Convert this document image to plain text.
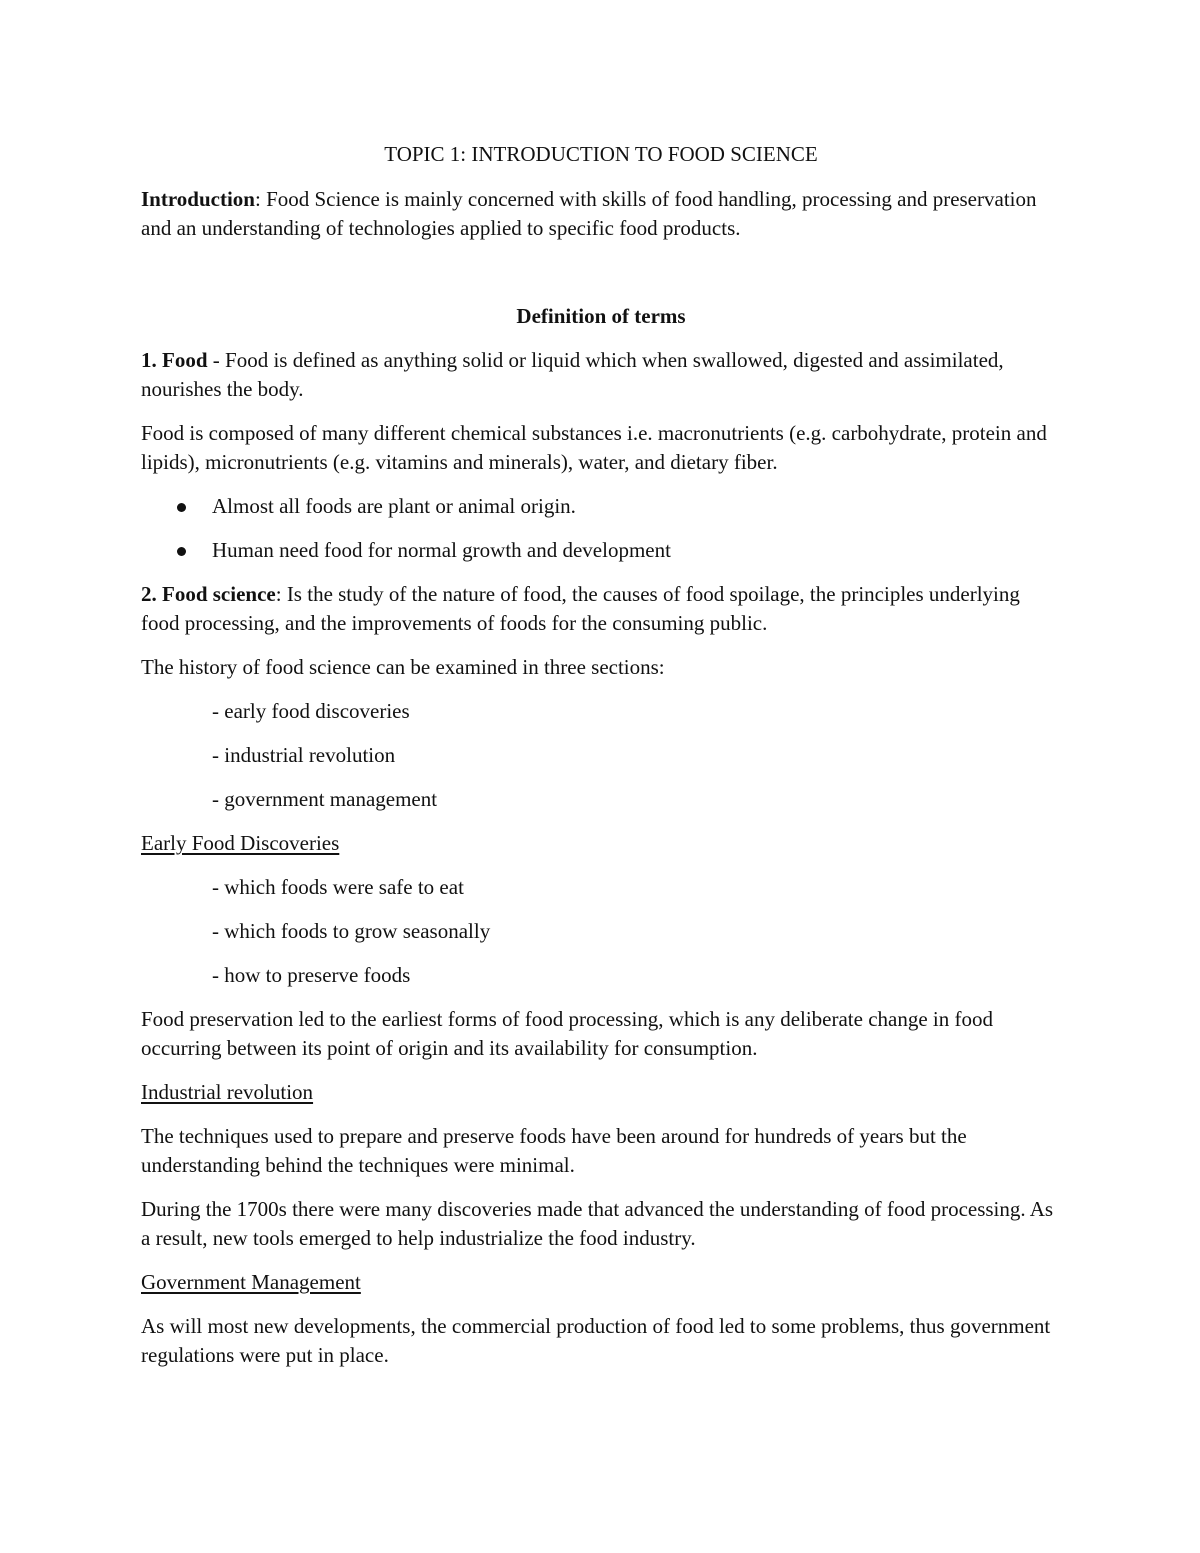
TOPIC 1: INTRODUCTION TO FOOD SCIENCE

Introduction: Food Science is mainly concerned with skills of food handling, processing and preservation and an understanding of technologies applied to specific food products.

Definition of terms

1. Food - Food is defined as anything solid or liquid which when swallowed, digested and assimilated, nourishes the body.

Food is composed of many different chemical substances i.e. macronutrients (e.g. carbohydrate, protein and lipids), micronutrients (e.g. vitamins and minerals), water, and dietary fiber.

Almost all foods are plant or animal origin.
Human need food for normal growth and development

2. Food science: Is the study of the nature of food, the causes of food spoilage, the principles underlying food processing, and the improvements of foods for the consuming public.

The history of food science can be examined in three sections:

- early food discoveries
- industrial revolution
- government management

Early Food Discoveries

- which foods were safe to eat
- which foods to grow seasonally
- how to preserve foods

Food preservation led to the earliest forms of food processing, which is any deliberate change in food occurring between its point of origin and its availability for consumption.

Industrial revolution

The techniques used to prepare and preserve foods have been around for hundreds of years but the understanding behind the techniques were minimal.

During the 1700s there were many discoveries made that advanced the understanding of food processing. As a result, new tools emerged to help industrialize the food industry.

Government Management

As will most new developments, the commercial production of food led to some problems, thus government regulations were put in place.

────────────────

Each record should be copied exactly, and each image left out.

Convert this document image to plain text.
TOPIC 1: INTRODUCTION TO FOOD SCIENCE

Introduction: Food Science is mainly concerned with skills of food handling, processing and preservation and an understanding of technologies applied to specific food products.

Definition of terms

1. Food - Food is defined as anything solid or liquid which when swallowed, digested and assimilated, nourishes the body.

Food is composed of many different chemical substances i.e. macronutrients (e.g. carbohydrate, protein and lipids), micronutrients (e.g. vitamins and minerals), water, and dietary fiber.

Almost all foods are plant or animal origin.
Human need food for normal growth and development

2. Food science: Is the study of the nature of food, the causes of food spoilage, the principles underlying food processing, and the improvements of foods for the consuming public.

The history of food science can be examined in three sections:

- early food discoveries
- industrial revolution
- government management

Early Food Discoveries

- which foods were safe to eat
- which foods to grow seasonally
- how to preserve foods

Food preservation led to the earliest forms of food processing, which is any deliberate change in food occurring between its point of origin and its availability for consumption.

Industrial revolution

The techniques used to prepare and preserve foods have been around for hundreds of years but the understanding behind the techniques were minimal.

During the 1700s there were many discoveries made that advanced the understanding of food processing. As a result, new tools emerged to help industrialize the food industry.

Government Management

As will most new developments, the commercial production of food led to some problems, thus government regulations were put in place.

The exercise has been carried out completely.